[PROBLEM] Write out the records word for word, with no pictures.

Records that describe figures
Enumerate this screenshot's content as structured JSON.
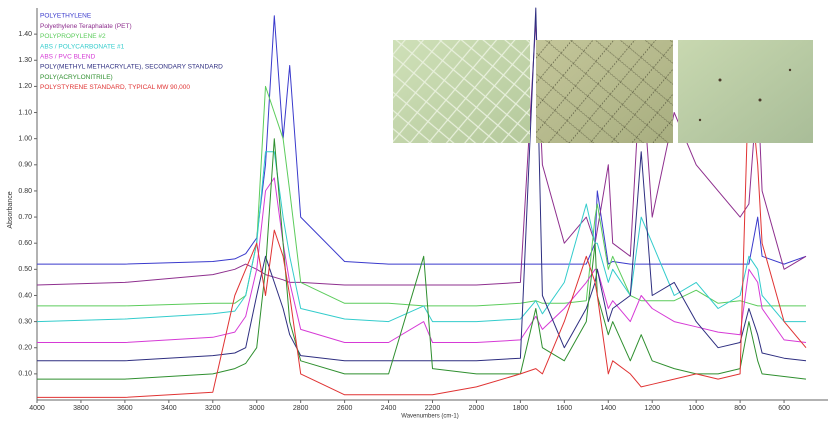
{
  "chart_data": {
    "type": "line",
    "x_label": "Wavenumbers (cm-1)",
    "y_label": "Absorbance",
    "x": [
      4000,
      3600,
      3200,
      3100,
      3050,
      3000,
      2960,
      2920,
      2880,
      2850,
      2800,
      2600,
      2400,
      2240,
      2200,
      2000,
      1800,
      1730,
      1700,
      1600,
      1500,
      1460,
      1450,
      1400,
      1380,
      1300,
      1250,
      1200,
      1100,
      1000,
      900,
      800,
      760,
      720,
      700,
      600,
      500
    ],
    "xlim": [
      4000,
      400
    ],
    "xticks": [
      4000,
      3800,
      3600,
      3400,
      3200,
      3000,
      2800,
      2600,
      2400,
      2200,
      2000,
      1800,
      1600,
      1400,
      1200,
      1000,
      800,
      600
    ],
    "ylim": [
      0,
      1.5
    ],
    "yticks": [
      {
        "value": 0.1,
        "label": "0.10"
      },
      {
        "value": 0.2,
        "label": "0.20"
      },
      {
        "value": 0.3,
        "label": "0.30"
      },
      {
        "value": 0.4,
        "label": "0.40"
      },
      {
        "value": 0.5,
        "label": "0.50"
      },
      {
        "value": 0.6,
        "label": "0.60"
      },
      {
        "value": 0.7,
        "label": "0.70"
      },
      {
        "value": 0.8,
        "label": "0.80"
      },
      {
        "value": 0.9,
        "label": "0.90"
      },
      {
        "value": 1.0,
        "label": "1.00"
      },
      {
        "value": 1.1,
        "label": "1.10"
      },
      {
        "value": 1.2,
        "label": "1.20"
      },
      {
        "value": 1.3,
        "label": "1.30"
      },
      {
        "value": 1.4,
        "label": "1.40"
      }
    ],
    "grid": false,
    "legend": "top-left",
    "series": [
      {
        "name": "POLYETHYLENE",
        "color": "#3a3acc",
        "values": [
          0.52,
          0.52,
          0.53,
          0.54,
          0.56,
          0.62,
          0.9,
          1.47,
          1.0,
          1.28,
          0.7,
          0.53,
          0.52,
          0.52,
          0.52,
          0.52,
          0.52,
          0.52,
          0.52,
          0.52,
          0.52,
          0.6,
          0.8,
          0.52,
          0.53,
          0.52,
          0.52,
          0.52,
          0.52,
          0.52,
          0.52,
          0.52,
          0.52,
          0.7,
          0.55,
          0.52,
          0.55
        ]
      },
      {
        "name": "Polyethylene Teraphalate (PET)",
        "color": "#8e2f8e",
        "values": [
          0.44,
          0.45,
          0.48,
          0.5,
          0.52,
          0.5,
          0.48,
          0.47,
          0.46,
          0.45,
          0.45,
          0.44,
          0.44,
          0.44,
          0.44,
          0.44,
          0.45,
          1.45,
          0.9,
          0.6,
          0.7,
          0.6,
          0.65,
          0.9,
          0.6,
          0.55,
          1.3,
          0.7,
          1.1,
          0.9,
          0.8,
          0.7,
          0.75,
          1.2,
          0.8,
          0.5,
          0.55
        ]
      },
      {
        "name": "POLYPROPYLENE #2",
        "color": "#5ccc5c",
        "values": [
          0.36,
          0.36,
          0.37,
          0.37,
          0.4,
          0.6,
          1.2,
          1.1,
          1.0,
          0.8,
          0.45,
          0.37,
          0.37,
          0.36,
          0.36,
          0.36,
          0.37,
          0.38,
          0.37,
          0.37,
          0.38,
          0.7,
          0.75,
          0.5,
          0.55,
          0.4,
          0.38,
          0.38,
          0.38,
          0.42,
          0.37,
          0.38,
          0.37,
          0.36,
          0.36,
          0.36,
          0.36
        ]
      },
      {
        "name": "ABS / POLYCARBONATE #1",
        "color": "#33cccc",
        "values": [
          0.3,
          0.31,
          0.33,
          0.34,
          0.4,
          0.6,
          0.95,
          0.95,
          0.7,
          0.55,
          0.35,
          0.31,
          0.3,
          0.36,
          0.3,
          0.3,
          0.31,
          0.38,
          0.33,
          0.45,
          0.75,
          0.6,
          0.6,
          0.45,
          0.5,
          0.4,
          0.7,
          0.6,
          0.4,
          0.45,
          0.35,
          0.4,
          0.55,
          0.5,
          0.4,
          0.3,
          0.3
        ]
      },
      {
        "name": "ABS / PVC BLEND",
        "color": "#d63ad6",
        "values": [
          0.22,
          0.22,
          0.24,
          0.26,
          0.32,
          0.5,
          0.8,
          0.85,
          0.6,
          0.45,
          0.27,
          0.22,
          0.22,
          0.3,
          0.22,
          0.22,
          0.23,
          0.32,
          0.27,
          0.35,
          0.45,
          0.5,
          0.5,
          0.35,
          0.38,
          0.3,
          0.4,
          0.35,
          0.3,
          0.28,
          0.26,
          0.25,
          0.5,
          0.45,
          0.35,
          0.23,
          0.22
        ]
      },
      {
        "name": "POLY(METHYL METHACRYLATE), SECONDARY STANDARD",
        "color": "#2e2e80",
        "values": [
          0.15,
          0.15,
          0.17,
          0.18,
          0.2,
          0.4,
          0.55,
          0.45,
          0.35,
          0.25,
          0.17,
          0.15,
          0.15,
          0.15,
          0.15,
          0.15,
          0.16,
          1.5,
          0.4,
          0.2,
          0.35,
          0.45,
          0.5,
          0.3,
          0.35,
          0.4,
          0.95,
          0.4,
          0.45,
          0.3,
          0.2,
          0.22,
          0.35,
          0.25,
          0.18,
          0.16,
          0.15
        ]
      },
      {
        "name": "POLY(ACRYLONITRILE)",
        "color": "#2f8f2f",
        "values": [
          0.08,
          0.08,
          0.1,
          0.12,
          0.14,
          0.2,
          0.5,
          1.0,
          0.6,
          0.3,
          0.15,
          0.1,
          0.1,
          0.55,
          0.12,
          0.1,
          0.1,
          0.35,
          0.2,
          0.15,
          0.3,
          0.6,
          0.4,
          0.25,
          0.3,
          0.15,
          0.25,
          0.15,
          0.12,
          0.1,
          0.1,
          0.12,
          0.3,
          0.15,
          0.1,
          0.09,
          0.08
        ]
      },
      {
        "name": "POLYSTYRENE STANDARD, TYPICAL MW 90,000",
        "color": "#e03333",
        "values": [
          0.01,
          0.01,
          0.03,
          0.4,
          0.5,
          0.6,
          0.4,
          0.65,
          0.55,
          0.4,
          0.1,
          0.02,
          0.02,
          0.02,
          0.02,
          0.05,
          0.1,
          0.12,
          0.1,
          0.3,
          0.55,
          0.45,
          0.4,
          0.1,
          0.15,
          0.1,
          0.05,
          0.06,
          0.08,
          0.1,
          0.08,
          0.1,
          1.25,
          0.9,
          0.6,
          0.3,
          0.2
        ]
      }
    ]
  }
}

[SOLUTION TO THE EXERCISE]
Enumerate this screenshot's content as structured JSON.
{
  "chart_data": {
    "type": "line",
    "x_label": "Wavenumbers (cm-1)",
    "y_label": "Absorbance",
    "x": [
      4000,
      3600,
      3200,
      3100,
      3050,
      3000,
      2960,
      2920,
      2880,
      2850,
      2800,
      2600,
      2400,
      2240,
      2200,
      2000,
      1800,
      1730,
      1700,
      1600,
      1500,
      1460,
      1450,
      1400,
      1380,
      1300,
      1250,
      1200,
      1100,
      1000,
      900,
      800,
      760,
      720,
      700,
      600,
      500
    ],
    "xlim": [
      4000,
      400
    ],
    "xticks": [
      4000,
      3800,
      3600,
      3400,
      3200,
      3000,
      2800,
      2600,
      2400,
      2200,
      2000,
      1800,
      1600,
      1400,
      1200,
      1000,
      800,
      600
    ],
    "ylim": [
      0,
      1.5
    ],
    "yticks": [
      {
        "value": 0.1,
        "label": "0.10"
      },
      {
        "value": 0.2,
        "label": "0.20"
      },
      {
        "value": 0.3,
        "label": "0.30"
      },
      {
        "value": 0.4,
        "label": "0.40"
      },
      {
        "value": 0.5,
        "label": "0.50"
      },
      {
        "value": 0.6,
        "label": "0.60"
      },
      {
        "value": 0.7,
        "label": "0.70"
      },
      {
        "value": 0.8,
        "label": "0.80"
      },
      {
        "value": 0.9,
        "label": "0.90"
      },
      {
        "value": 1.0,
        "label": "1.00"
      },
      {
        "value": 1.1,
        "label": "1.10"
      },
      {
        "value": 1.2,
        "label": "1.20"
      },
      {
        "value": 1.3,
        "label": "1.30"
      },
      {
        "value": 1.4,
        "label": "1.40"
      }
    ],
    "grid": false,
    "legend": "top-left",
    "series": [
      {
        "name": "POLYETHYLENE",
        "color": "#3a3acc",
        "values": [
          0.52,
          0.52,
          0.53,
          0.54,
          0.56,
          0.62,
          0.9,
          1.47,
          1.0,
          1.28,
          0.7,
          0.53,
          0.52,
          0.52,
          0.52,
          0.52,
          0.52,
          0.52,
          0.52,
          0.52,
          0.52,
          0.6,
          0.8,
          0.52,
          0.53,
          0.52,
          0.52,
          0.52,
          0.52,
          0.52,
          0.52,
          0.52,
          0.52,
          0.7,
          0.55,
          0.52,
          0.55
        ]
      },
      {
        "name": "Polyethylene Teraphalate (PET)",
        "color": "#8e2f8e",
        "values": [
          0.44,
          0.45,
          0.48,
          0.5,
          0.52,
          0.5,
          0.48,
          0.47,
          0.46,
          0.45,
          0.45,
          0.44,
          0.44,
          0.44,
          0.44,
          0.44,
          0.45,
          1.45,
          0.9,
          0.6,
          0.7,
          0.6,
          0.65,
          0.9,
          0.6,
          0.55,
          1.3,
          0.7,
          1.1,
          0.9,
          0.8,
          0.7,
          0.75,
          1.2,
          0.8,
          0.5,
          0.55
        ]
      },
      {
        "name": "POLYPROPYLENE #2",
        "color": "#5ccc5c",
        "values": [
          0.36,
          0.36,
          0.37,
          0.37,
          0.4,
          0.6,
          1.2,
          1.1,
          1.0,
          0.8,
          0.45,
          0.37,
          0.37,
          0.36,
          0.36,
          0.36,
          0.37,
          0.38,
          0.37,
          0.37,
          0.38,
          0.7,
          0.75,
          0.5,
          0.55,
          0.4,
          0.38,
          0.38,
          0.38,
          0.42,
          0.37,
          0.38,
          0.37,
          0.36,
          0.36,
          0.36,
          0.36
        ]
      },
      {
        "name": "ABS / POLYCARBONATE #1",
        "color": "#33cccc",
        "values": [
          0.3,
          0.31,
          0.33,
          0.34,
          0.4,
          0.6,
          0.95,
          0.95,
          0.7,
          0.55,
          0.35,
          0.31,
          0.3,
          0.36,
          0.3,
          0.3,
          0.31,
          0.38,
          0.33,
          0.45,
          0.75,
          0.6,
          0.6,
          0.45,
          0.5,
          0.4,
          0.7,
          0.6,
          0.4,
          0.45,
          0.35,
          0.4,
          0.55,
          0.5,
          0.4,
          0.3,
          0.3
        ]
      },
      {
        "name": "ABS / PVC BLEND",
        "color": "#d63ad6",
        "values": [
          0.22,
          0.22,
          0.24,
          0.26,
          0.32,
          0.5,
          0.8,
          0.85,
          0.6,
          0.45,
          0.27,
          0.22,
          0.22,
          0.3,
          0.22,
          0.22,
          0.23,
          0.32,
          0.27,
          0.35,
          0.45,
          0.5,
          0.5,
          0.35,
          0.38,
          0.3,
          0.4,
          0.35,
          0.3,
          0.28,
          0.26,
          0.25,
          0.5,
          0.45,
          0.35,
          0.23,
          0.22
        ]
      },
      {
        "name": "POLY(METHYL METHACRYLATE), SECONDARY STANDARD",
        "color": "#2e2e80",
        "values": [
          0.15,
          0.15,
          0.17,
          0.18,
          0.2,
          0.4,
          0.55,
          0.45,
          0.35,
          0.25,
          0.17,
          0.15,
          0.15,
          0.15,
          0.15,
          0.15,
          0.16,
          1.5,
          0.4,
          0.2,
          0.35,
          0.45,
          0.5,
          0.3,
          0.35,
          0.4,
          0.95,
          0.4,
          0.45,
          0.3,
          0.2,
          0.22,
          0.35,
          0.25,
          0.18,
          0.16,
          0.15
        ]
      },
      {
        "name": "POLY(ACRYLONITRILE)",
        "color": "#2f8f2f",
        "values": [
          0.08,
          0.08,
          0.1,
          0.12,
          0.14,
          0.2,
          0.5,
          1.0,
          0.6,
          0.3,
          0.15,
          0.1,
          0.1,
          0.55,
          0.12,
          0.1,
          0.1,
          0.35,
          0.2,
          0.15,
          0.3,
          0.6,
          0.4,
          0.25,
          0.3,
          0.15,
          0.25,
          0.15,
          0.12,
          0.1,
          0.1,
          0.12,
          0.3,
          0.15,
          0.1,
          0.09,
          0.08
        ]
      },
      {
        "name": "POLYSTYRENE STANDARD, TYPICAL MW 90,000",
        "color": "#e03333",
        "values": [
          0.01,
          0.01,
          0.03,
          0.4,
          0.5,
          0.6,
          0.4,
          0.65,
          0.55,
          0.4,
          0.1,
          0.02,
          0.02,
          0.02,
          0.02,
          0.05,
          0.1,
          0.12,
          0.1,
          0.3,
          0.55,
          0.45,
          0.4,
          0.1,
          0.15,
          0.1,
          0.05,
          0.06,
          0.08,
          0.1,
          0.08,
          0.1,
          1.25,
          0.9,
          0.6,
          0.3,
          0.2
        ]
      }
    ]
  }
}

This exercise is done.